Objective
Examine the records and identify each line that includes the string "Canvas". Copy those lines.

Records provided
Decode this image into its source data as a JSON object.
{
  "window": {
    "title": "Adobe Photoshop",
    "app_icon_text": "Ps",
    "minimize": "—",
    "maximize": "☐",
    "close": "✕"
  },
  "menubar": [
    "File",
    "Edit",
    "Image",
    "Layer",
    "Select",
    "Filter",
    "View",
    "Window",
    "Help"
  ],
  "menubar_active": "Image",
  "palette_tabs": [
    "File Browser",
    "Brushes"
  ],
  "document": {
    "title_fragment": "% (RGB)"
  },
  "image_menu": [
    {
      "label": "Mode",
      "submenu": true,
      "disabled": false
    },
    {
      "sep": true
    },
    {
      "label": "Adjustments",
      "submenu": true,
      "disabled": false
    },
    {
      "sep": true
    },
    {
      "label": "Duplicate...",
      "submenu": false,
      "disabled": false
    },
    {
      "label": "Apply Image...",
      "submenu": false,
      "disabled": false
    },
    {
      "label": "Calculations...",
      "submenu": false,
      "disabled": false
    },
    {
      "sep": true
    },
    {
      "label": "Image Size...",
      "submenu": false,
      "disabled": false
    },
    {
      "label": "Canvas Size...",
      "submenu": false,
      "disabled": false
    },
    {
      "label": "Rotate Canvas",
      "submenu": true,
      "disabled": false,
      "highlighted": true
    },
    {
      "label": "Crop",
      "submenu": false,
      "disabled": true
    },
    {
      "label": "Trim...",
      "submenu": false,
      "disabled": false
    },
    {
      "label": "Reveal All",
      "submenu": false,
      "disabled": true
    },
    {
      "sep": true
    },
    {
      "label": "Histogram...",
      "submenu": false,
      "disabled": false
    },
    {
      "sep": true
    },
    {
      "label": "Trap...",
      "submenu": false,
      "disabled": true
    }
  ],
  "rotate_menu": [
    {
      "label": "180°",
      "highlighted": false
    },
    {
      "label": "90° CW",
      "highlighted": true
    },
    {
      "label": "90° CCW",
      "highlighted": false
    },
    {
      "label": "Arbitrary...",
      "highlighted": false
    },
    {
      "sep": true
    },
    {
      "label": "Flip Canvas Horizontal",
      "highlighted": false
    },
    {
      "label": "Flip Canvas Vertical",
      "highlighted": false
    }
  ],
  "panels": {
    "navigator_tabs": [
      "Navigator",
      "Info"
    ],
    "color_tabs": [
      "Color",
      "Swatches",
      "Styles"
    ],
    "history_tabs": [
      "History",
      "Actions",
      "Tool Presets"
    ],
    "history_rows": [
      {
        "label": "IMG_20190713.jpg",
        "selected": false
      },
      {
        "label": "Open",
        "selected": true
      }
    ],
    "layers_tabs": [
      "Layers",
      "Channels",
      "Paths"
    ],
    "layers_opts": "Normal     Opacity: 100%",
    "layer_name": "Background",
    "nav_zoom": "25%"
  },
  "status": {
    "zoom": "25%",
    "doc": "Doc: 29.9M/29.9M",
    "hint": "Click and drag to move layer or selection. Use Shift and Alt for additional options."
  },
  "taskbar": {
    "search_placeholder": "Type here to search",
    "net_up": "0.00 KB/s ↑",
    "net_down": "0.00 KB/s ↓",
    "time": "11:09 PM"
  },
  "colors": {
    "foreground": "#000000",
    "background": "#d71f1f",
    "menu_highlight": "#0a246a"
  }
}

Solution
      "label": "Canvas Size...",
      "label": "Rotate Canvas",
      "label": "Flip Canvas Horizontal",
      "label": "Flip Canvas Vertical",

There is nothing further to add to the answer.